_Listed entries_
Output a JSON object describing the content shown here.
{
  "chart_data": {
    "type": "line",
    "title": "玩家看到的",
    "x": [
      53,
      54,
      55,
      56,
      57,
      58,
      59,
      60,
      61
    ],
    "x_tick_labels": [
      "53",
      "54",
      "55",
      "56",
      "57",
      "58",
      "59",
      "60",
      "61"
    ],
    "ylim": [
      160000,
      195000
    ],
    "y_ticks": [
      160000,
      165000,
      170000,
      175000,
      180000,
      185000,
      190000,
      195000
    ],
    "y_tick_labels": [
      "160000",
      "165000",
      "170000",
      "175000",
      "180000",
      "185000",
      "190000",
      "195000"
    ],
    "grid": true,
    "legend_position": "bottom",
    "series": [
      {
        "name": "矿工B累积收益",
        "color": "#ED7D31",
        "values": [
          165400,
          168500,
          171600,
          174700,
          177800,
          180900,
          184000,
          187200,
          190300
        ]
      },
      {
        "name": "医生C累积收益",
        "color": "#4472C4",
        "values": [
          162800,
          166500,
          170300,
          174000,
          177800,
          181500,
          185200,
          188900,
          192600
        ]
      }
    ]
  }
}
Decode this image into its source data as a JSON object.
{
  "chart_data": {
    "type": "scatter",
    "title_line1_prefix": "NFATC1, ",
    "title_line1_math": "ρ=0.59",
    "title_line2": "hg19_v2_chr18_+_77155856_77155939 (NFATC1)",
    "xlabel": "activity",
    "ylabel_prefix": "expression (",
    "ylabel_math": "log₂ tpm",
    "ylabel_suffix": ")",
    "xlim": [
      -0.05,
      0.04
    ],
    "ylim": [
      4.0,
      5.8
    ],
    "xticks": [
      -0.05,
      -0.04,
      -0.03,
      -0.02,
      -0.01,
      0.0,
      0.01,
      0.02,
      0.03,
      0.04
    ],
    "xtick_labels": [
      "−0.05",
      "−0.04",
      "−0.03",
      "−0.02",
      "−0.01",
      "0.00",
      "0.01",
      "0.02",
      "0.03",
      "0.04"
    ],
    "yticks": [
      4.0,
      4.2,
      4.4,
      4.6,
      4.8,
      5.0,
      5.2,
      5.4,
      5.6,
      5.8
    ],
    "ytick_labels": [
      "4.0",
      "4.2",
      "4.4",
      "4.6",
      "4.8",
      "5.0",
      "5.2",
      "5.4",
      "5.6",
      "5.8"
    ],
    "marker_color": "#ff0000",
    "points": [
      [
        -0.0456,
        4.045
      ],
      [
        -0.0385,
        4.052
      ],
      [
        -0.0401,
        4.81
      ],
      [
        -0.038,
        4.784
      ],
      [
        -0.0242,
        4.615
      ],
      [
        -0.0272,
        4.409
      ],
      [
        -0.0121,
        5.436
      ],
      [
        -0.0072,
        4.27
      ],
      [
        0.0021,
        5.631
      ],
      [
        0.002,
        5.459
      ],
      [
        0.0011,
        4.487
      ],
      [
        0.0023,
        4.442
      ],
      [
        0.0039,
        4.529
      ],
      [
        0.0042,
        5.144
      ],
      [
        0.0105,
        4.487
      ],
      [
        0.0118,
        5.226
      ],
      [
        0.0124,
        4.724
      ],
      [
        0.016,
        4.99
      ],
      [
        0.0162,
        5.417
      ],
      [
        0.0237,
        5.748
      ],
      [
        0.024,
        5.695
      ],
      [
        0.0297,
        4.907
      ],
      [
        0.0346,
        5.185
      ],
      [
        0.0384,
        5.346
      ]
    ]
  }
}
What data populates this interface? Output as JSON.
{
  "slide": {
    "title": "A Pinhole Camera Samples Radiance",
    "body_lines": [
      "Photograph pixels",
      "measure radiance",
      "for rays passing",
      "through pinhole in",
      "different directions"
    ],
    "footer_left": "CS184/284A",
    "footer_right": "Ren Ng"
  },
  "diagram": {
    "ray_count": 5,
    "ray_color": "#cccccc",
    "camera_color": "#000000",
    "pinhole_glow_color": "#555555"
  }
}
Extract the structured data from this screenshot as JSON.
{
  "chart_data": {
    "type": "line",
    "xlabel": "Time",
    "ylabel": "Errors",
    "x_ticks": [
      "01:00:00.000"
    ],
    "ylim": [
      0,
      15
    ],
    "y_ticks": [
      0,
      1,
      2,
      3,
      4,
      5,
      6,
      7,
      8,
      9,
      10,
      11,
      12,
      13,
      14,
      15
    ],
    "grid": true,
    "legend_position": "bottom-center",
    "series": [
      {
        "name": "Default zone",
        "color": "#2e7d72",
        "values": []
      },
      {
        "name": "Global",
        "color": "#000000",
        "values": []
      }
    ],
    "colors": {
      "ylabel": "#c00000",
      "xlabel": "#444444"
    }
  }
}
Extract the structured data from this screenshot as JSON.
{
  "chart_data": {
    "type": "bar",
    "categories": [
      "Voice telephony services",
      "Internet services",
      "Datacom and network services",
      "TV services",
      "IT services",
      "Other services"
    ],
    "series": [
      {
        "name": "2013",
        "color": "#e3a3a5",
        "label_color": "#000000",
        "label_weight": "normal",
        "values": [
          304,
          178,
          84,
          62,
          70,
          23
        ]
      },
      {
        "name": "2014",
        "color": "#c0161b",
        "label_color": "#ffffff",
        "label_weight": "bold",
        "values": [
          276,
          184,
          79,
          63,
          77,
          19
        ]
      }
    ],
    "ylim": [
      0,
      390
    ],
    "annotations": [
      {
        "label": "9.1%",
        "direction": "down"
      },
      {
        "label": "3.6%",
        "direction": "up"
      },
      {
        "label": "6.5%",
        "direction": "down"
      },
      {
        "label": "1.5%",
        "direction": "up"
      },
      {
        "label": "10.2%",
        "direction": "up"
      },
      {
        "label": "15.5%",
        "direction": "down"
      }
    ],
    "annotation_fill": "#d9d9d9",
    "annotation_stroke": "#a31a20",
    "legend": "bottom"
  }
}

_Exercise description_
Retype all of the material above with every character intact.

_Finished task_
Output a JSON object describing the content shown here.
{
  "chart_data": {
    "type": "line",
    "title": "玩家看到的",
    "x": [
      53,
      54,
      55,
      56,
      57,
      58,
      59,
      60,
      61
    ],
    "x_tick_labels": [
      "53",
      "54",
      "55",
      "56",
      "57",
      "58",
      "59",
      "60",
      "61"
    ],
    "ylim": [
      160000,
      195000
    ],
    "y_ticks": [
      160000,
      165000,
      170000,
      175000,
      180000,
      185000,
      190000,
      195000
    ],
    "y_tick_labels": [
      "160000",
      "165000",
      "170000",
      "175000",
      "180000",
      "185000",
      "190000",
      "195000"
    ],
    "grid": true,
    "legend_position": "bottom",
    "series": [
      {
        "name": "矿工B累积收益",
        "color": "#ED7D31",
        "values": [
          165400,
          168500,
          171600,
          174700,
          177800,
          180900,
          184000,
          187200,
          190300
        ]
      },
      {
        "name": "医生C累积收益",
        "color": "#4472C4",
        "values": [
          162800,
          166500,
          170300,
          174000,
          177800,
          181500,
          185200,
          188900,
          192600
        ]
      }
    ]
  }
}
Decode this image into its source data as a JSON object.
{
  "chart_data": {
    "type": "scatter",
    "title_line1_prefix": "NFATC1, ",
    "title_line1_math": "ρ=0.59",
    "title_line2": "hg19_v2_chr18_+_77155856_77155939 (NFATC1)",
    "xlabel": "activity",
    "ylabel_prefix": "expression (",
    "ylabel_math": "log₂ tpm",
    "ylabel_suffix": ")",
    "xlim": [
      -0.05,
      0.04
    ],
    "ylim": [
      4.0,
      5.8
    ],
    "xticks": [
      -0.05,
      -0.04,
      -0.03,
      -0.02,
      -0.01,
      0.0,
      0.01,
      0.02,
      0.03,
      0.04
    ],
    "xtick_labels": [
      "−0.05",
      "−0.04",
      "−0.03",
      "−0.02",
      "−0.01",
      "0.00",
      "0.01",
      "0.02",
      "0.03",
      "0.04"
    ],
    "yticks": [
      4.0,
      4.2,
      4.4,
      4.6,
      4.8,
      5.0,
      5.2,
      5.4,
      5.6,
      5.8
    ],
    "ytick_labels": [
      "4.0",
      "4.2",
      "4.4",
      "4.6",
      "4.8",
      "5.0",
      "5.2",
      "5.4",
      "5.6",
      "5.8"
    ],
    "marker_color": "#ff0000",
    "points": [
      [
        -0.0456,
        4.045
      ],
      [
        -0.0385,
        4.052
      ],
      [
        -0.0401,
        4.81
      ],
      [
        -0.038,
        4.784
      ],
      [
        -0.0242,
        4.615
      ],
      [
        -0.0272,
        4.409
      ],
      [
        -0.0121,
        5.436
      ],
      [
        -0.0072,
        4.27
      ],
      [
        0.0021,
        5.631
      ],
      [
        0.002,
        5.459
      ],
      [
        0.0011,
        4.487
      ],
      [
        0.0023,
        4.442
      ],
      [
        0.0039,
        4.529
      ],
      [
        0.0042,
        5.144
      ],
      [
        0.0105,
        4.487
      ],
      [
        0.0118,
        5.226
      ],
      [
        0.0124,
        4.724
      ],
      [
        0.016,
        4.99
      ],
      [
        0.0162,
        5.417
      ],
      [
        0.0237,
        5.748
      ],
      [
        0.024,
        5.695
      ],
      [
        0.0297,
        4.907
      ],
      [
        0.0346,
        5.185
      ],
      [
        0.0384,
        5.346
      ]
    ]
  }
}
What data populates this interface? Output as JSON.
{
  "slide": {
    "title": "A Pinhole Camera Samples Radiance",
    "body_lines": [
      "Photograph pixels",
      "measure radiance",
      "for rays passing",
      "through pinhole in",
      "different directions"
    ],
    "footer_left": "CS184/284A",
    "footer_right": "Ren Ng"
  },
  "diagram": {
    "ray_count": 5,
    "ray_color": "#cccccc",
    "camera_color": "#000000",
    "pinhole_glow_color": "#555555"
  }
}
Extract the structured data from this screenshot as JSON.
{
  "chart_data": {
    "type": "line",
    "xlabel": "Time",
    "ylabel": "Errors",
    "x_ticks": [
      "01:00:00.000"
    ],
    "ylim": [
      0,
      15
    ],
    "y_ticks": [
      0,
      1,
      2,
      3,
      4,
      5,
      6,
      7,
      8,
      9,
      10,
      11,
      12,
      13,
      14,
      15
    ],
    "grid": true,
    "legend_position": "bottom-center",
    "series": [
      {
        "name": "Default zone",
        "color": "#2e7d72",
        "values": []
      },
      {
        "name": "Global",
        "color": "#000000",
        "values": []
      }
    ],
    "colors": {
      "ylabel": "#c00000",
      "xlabel": "#444444"
    }
  }
}
Extract the structured data from this screenshot as JSON.
{
  "chart_data": {
    "type": "bar",
    "categories": [
      "Voice telephony services",
      "Internet services",
      "Datacom and network services",
      "TV services",
      "IT services",
      "Other services"
    ],
    "series": [
      {
        "name": "2013",
        "color": "#e3a3a5",
        "label_color": "#000000",
        "label_weight": "normal",
        "values": [
          304,
          178,
          84,
          62,
          70,
          23
        ]
      },
      {
        "name": "2014",
        "color": "#c0161b",
        "label_color": "#ffffff",
        "label_weight": "bold",
        "values": [
          276,
          184,
          79,
          63,
          77,
          19
        ]
      }
    ],
    "ylim": [
      0,
      390
    ],
    "annotations": [
      {
        "label": "9.1%",
        "direction": "down"
      },
      {
        "label": "3.6%",
        "direction": "up"
      },
      {
        "label": "6.5%",
        "direction": "down"
      },
      {
        "label": "1.5%",
        "direction": "up"
      },
      {
        "label": "10.2%",
        "direction": "up"
      },
      {
        "label": "15.5%",
        "direction": "down"
      }
    ],
    "annotation_fill": "#d9d9d9",
    "annotation_stroke": "#a31a20",
    "legend": "bottom"
  }
}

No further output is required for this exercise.